* Begin *

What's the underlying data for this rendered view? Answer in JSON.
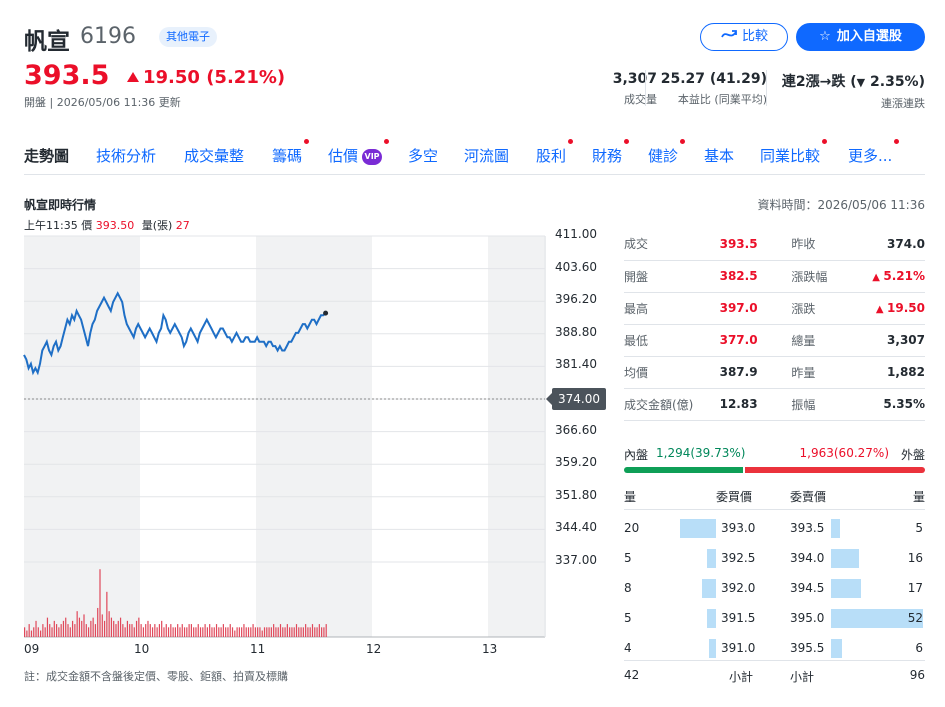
{
  "header": {
    "name": "帆宣",
    "code": "6196",
    "tag": "其他電子",
    "price": "393.5",
    "change": "19.50 (5.21%)",
    "substatus": "開盤 | 2026/05/06 11:36 更新",
    "compare_label": "比較",
    "watch_label": "加入自選股",
    "stats": [
      {
        "value": "3,307",
        "label": "成交量"
      },
      {
        "value": "25.27 (41.29)",
        "label": "本益比 (同業平均)"
      },
      {
        "value_prefix": "連2漲→跌 (",
        "value_pct": "2.35%",
        "value_suffix": ")",
        "label": "連漲連跌"
      }
    ]
  },
  "tabs": [
    {
      "label": "走勢圖",
      "active": true
    },
    {
      "label": "技術分析"
    },
    {
      "label": "成交彙整"
    },
    {
      "label": "籌碼",
      "dot": true
    },
    {
      "label": "估價",
      "vip": "VIP",
      "dot": true
    },
    {
      "label": "多空"
    },
    {
      "label": "河流圖"
    },
    {
      "label": "股利",
      "dot": true
    },
    {
      "label": "財務",
      "dot": true
    },
    {
      "label": "健診",
      "dot": true
    },
    {
      "label": "基本"
    },
    {
      "label": "同業比較",
      "dot": true
    },
    {
      "label": "更多...",
      "dot": true
    }
  ],
  "section": {
    "title": "帆宣即時行情",
    "data_time": "資料時間：2026/05/06 11:36",
    "quote_time": "上午11:35",
    "quote_price_label": "價",
    "quote_price": "393.50",
    "quote_vol_label": "量(張)",
    "quote_vol": "27"
  },
  "chart_data": {
    "type": "line",
    "y_ticks": [
      "411.00",
      "403.60",
      "396.20",
      "388.80",
      "381.40",
      "374.00",
      "366.60",
      "359.20",
      "351.80",
      "344.40",
      "337.00"
    ],
    "x_ticks": [
      "09",
      "10",
      "11",
      "12",
      "13"
    ],
    "ylim": [
      337.0,
      411.0
    ],
    "prev_close": "374.00",
    "price_series": [
      384,
      383,
      381,
      382,
      380,
      381,
      380,
      382,
      385,
      386,
      387,
      385,
      384,
      386,
      387,
      385,
      386,
      388,
      390,
      392,
      391,
      393,
      392,
      394,
      393,
      392,
      390,
      388,
      386,
      389,
      391,
      392,
      394,
      395,
      396,
      397,
      396,
      395,
      394,
      396,
      397,
      398,
      397,
      396,
      393,
      391,
      390,
      389,
      388,
      390,
      391,
      390,
      389,
      388,
      389,
      390,
      389,
      388,
      387,
      389,
      390,
      393,
      392,
      390,
      389,
      390,
      391,
      390,
      389,
      388,
      386,
      387,
      389,
      390,
      389,
      388,
      387,
      389,
      390,
      391,
      392,
      391,
      390,
      389,
      388,
      389,
      390,
      390,
      389,
      388,
      388,
      387,
      388,
      389,
      388,
      387,
      387,
      388,
      388,
      387,
      387,
      387,
      388,
      387,
      387,
      387,
      386,
      387,
      387,
      386,
      386,
      385,
      386,
      385,
      385,
      386,
      387,
      387,
      388,
      389,
      389,
      390,
      391,
      391,
      390,
      391,
      392,
      392,
      391,
      392,
      393,
      393,
      393.5
    ],
    "volume_series": [
      3,
      2,
      4,
      2,
      3,
      5,
      3,
      2,
      4,
      3,
      6,
      4,
      3,
      5,
      4,
      3,
      4,
      5,
      6,
      4,
      3,
      5,
      4,
      8,
      6,
      5,
      7,
      4,
      3,
      5,
      6,
      4,
      9,
      21,
      7,
      5,
      14,
      8,
      6,
      5,
      4,
      5,
      6,
      4,
      3,
      5,
      4,
      4,
      3,
      5,
      6,
      4,
      3,
      4,
      5,
      4,
      3,
      4,
      3,
      4,
      5,
      3,
      4,
      3,
      4,
      3,
      3,
      4,
      3,
      4,
      3,
      3,
      4,
      4,
      3,
      3,
      4,
      3,
      3,
      4,
      3,
      4,
      3,
      3,
      4,
      3,
      3,
      4,
      3,
      3,
      4,
      3,
      2,
      3,
      3,
      3,
      4,
      3,
      3,
      3,
      4,
      3,
      3,
      3,
      2,
      3,
      3,
      3,
      3,
      4,
      3,
      3,
      4,
      3,
      3,
      4,
      3,
      3,
      3,
      4,
      3,
      3,
      3,
      4,
      3,
      3,
      4,
      3,
      3,
      4,
      3,
      3,
      4
    ],
    "volume_max": 22
  },
  "stats_table": [
    {
      "k1": "成交",
      "v1": "393.5",
      "c1": "red",
      "k2": "昨收",
      "v2": "374.0",
      "c2": "dark"
    },
    {
      "k1": "開盤",
      "v1": "382.5",
      "c1": "red",
      "k2": "漲跌幅",
      "v2": "5.21%",
      "c2": "red",
      "tri2": true
    },
    {
      "k1": "最高",
      "v1": "397.0",
      "c1": "red",
      "k2": "漲跌",
      "v2": "19.50",
      "c2": "red",
      "tri2": true
    },
    {
      "k1": "最低",
      "v1": "377.0",
      "c1": "red",
      "k2": "總量",
      "v2": "3,307",
      "c2": "dark"
    },
    {
      "k1": "均價",
      "v1": "387.9",
      "c1": "dark",
      "k2": "昨量",
      "v2": "1,882",
      "c2": "dark"
    },
    {
      "k1": "成交金額(億)",
      "v1": "12.83",
      "c1": "dark",
      "k2": "振幅",
      "v2": "5.35%",
      "c2": "dark"
    }
  ],
  "orderbook": {
    "inner_label": "內盤",
    "inner_value": "1,294",
    "inner_pct": "(39.73%)",
    "outer_value": "1,963",
    "outer_pct": "(60.27%)",
    "outer_label": "外盤",
    "inner_ratio": 0.3973,
    "head_qty": "量",
    "head_bid": "委買價",
    "head_ask": "委賣價",
    "head_qty2": "量",
    "rows": [
      {
        "bq": "20",
        "bp": "393.0",
        "ap": "393.5",
        "aq": "5"
      },
      {
        "bq": "5",
        "bp": "392.5",
        "ap": "394.0",
        "aq": "16"
      },
      {
        "bq": "8",
        "bp": "392.0",
        "ap": "394.5",
        "aq": "17"
      },
      {
        "bq": "5",
        "bp": "391.5",
        "ap": "395.0",
        "aq": "52"
      },
      {
        "bq": "4",
        "bp": "391.0",
        "ap": "395.5",
        "aq": "6"
      }
    ],
    "bid_total": "42",
    "subtotal_label": "小計",
    "ask_total": "96"
  },
  "footnote": "註：成交金額不含盤後定價、零股、鉅額、拍賣及標購"
}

* End *

▶ _What needs to be done_: Each entry shown above must be quoted exactly, with its pictures left out.

▶ _The output_:
What's the underlying data for this rendered view? Answer in JSON.
{
  "header": {
    "name": "帆宣",
    "code": "6196",
    "tag": "其他電子",
    "price": "393.5",
    "change": "19.50 (5.21%)",
    "substatus": "開盤 | 2026/05/06 11:36 更新",
    "compare_label": "比較",
    "watch_label": "加入自選股",
    "stats": [
      {
        "value": "3,307",
        "label": "成交量"
      },
      {
        "value": "25.27 (41.29)",
        "label": "本益比 (同業平均)"
      },
      {
        "value_prefix": "連2漲→跌 (",
        "value_pct": "2.35%",
        "value_suffix": ")",
        "label": "連漲連跌"
      }
    ]
  },
  "tabs": [
    {
      "label": "走勢圖",
      "active": true
    },
    {
      "label": "技術分析"
    },
    {
      "label": "成交彙整"
    },
    {
      "label": "籌碼",
      "dot": true
    },
    {
      "label": "估價",
      "vip": "VIP",
      "dot": true
    },
    {
      "label": "多空"
    },
    {
      "label": "河流圖"
    },
    {
      "label": "股利",
      "dot": true
    },
    {
      "label": "財務",
      "dot": true
    },
    {
      "label": "健診",
      "dot": true
    },
    {
      "label": "基本"
    },
    {
      "label": "同業比較",
      "dot": true
    },
    {
      "label": "更多...",
      "dot": true
    }
  ],
  "section": {
    "title": "帆宣即時行情",
    "data_time": "資料時間：2026/05/06 11:36",
    "quote_time": "上午11:35",
    "quote_price_label": "價",
    "quote_price": "393.50",
    "quote_vol_label": "量(張)",
    "quote_vol": "27"
  },
  "chart_data": {
    "type": "line",
    "y_ticks": [
      "411.00",
      "403.60",
      "396.20",
      "388.80",
      "381.40",
      "374.00",
      "366.60",
      "359.20",
      "351.80",
      "344.40",
      "337.00"
    ],
    "x_ticks": [
      "09",
      "10",
      "11",
      "12",
      "13"
    ],
    "ylim": [
      337.0,
      411.0
    ],
    "prev_close": "374.00",
    "price_series": [
      384,
      383,
      381,
      382,
      380,
      381,
      380,
      382,
      385,
      386,
      387,
      385,
      384,
      386,
      387,
      385,
      386,
      388,
      390,
      392,
      391,
      393,
      392,
      394,
      393,
      392,
      390,
      388,
      386,
      389,
      391,
      392,
      394,
      395,
      396,
      397,
      396,
      395,
      394,
      396,
      397,
      398,
      397,
      396,
      393,
      391,
      390,
      389,
      388,
      390,
      391,
      390,
      389,
      388,
      389,
      390,
      389,
      388,
      387,
      389,
      390,
      393,
      392,
      390,
      389,
      390,
      391,
      390,
      389,
      388,
      386,
      387,
      389,
      390,
      389,
      388,
      387,
      389,
      390,
      391,
      392,
      391,
      390,
      389,
      388,
      389,
      390,
      390,
      389,
      388,
      388,
      387,
      388,
      389,
      388,
      387,
      387,
      388,
      388,
      387,
      387,
      387,
      388,
      387,
      387,
      387,
      386,
      387,
      387,
      386,
      386,
      385,
      386,
      385,
      385,
      386,
      387,
      387,
      388,
      389,
      389,
      390,
      391,
      391,
      390,
      391,
      392,
      392,
      391,
      392,
      393,
      393,
      393.5
    ],
    "volume_series": [
      3,
      2,
      4,
      2,
      3,
      5,
      3,
      2,
      4,
      3,
      6,
      4,
      3,
      5,
      4,
      3,
      4,
      5,
      6,
      4,
      3,
      5,
      4,
      8,
      6,
      5,
      7,
      4,
      3,
      5,
      6,
      4,
      9,
      21,
      7,
      5,
      14,
      8,
      6,
      5,
      4,
      5,
      6,
      4,
      3,
      5,
      4,
      4,
      3,
      5,
      6,
      4,
      3,
      4,
      5,
      4,
      3,
      4,
      3,
      4,
      5,
      3,
      4,
      3,
      4,
      3,
      3,
      4,
      3,
      4,
      3,
      3,
      4,
      4,
      3,
      3,
      4,
      3,
      3,
      4,
      3,
      4,
      3,
      3,
      4,
      3,
      3,
      4,
      3,
      3,
      4,
      3,
      2,
      3,
      3,
      3,
      4,
      3,
      3,
      3,
      4,
      3,
      3,
      3,
      2,
      3,
      3,
      3,
      3,
      4,
      3,
      3,
      4,
      3,
      3,
      4,
      3,
      3,
      3,
      4,
      3,
      3,
      3,
      4,
      3,
      3,
      4,
      3,
      3,
      4,
      3,
      3,
      4
    ],
    "volume_max": 22
  },
  "stats_table": [
    {
      "k1": "成交",
      "v1": "393.5",
      "c1": "red",
      "k2": "昨收",
      "v2": "374.0",
      "c2": "dark"
    },
    {
      "k1": "開盤",
      "v1": "382.5",
      "c1": "red",
      "k2": "漲跌幅",
      "v2": "5.21%",
      "c2": "red",
      "tri2": true
    },
    {
      "k1": "最高",
      "v1": "397.0",
      "c1": "red",
      "k2": "漲跌",
      "v2": "19.50",
      "c2": "red",
      "tri2": true
    },
    {
      "k1": "最低",
      "v1": "377.0",
      "c1": "red",
      "k2": "總量",
      "v2": "3,307",
      "c2": "dark"
    },
    {
      "k1": "均價",
      "v1": "387.9",
      "c1": "dark",
      "k2": "昨量",
      "v2": "1,882",
      "c2": "dark"
    },
    {
      "k1": "成交金額(億)",
      "v1": "12.83",
      "c1": "dark",
      "k2": "振幅",
      "v2": "5.35%",
      "c2": "dark"
    }
  ],
  "orderbook": {
    "inner_label": "內盤",
    "inner_value": "1,294",
    "inner_pct": "(39.73%)",
    "outer_value": "1,963",
    "outer_pct": "(60.27%)",
    "outer_label": "外盤",
    "inner_ratio": 0.3973,
    "head_qty": "量",
    "head_bid": "委買價",
    "head_ask": "委賣價",
    "head_qty2": "量",
    "rows": [
      {
        "bq": "20",
        "bp": "393.0",
        "ap": "393.5",
        "aq": "5"
      },
      {
        "bq": "5",
        "bp": "392.5",
        "ap": "394.0",
        "aq": "16"
      },
      {
        "bq": "8",
        "bp": "392.0",
        "ap": "394.5",
        "aq": "17"
      },
      {
        "bq": "5",
        "bp": "391.5",
        "ap": "395.0",
        "aq": "52"
      },
      {
        "bq": "4",
        "bp": "391.0",
        "ap": "395.5",
        "aq": "6"
      }
    ],
    "bid_total": "42",
    "subtotal_label": "小計",
    "ask_total": "96"
  },
  "footnote": "註：成交金額不含盤後定價、零股、鉅額、拍賣及標購"
}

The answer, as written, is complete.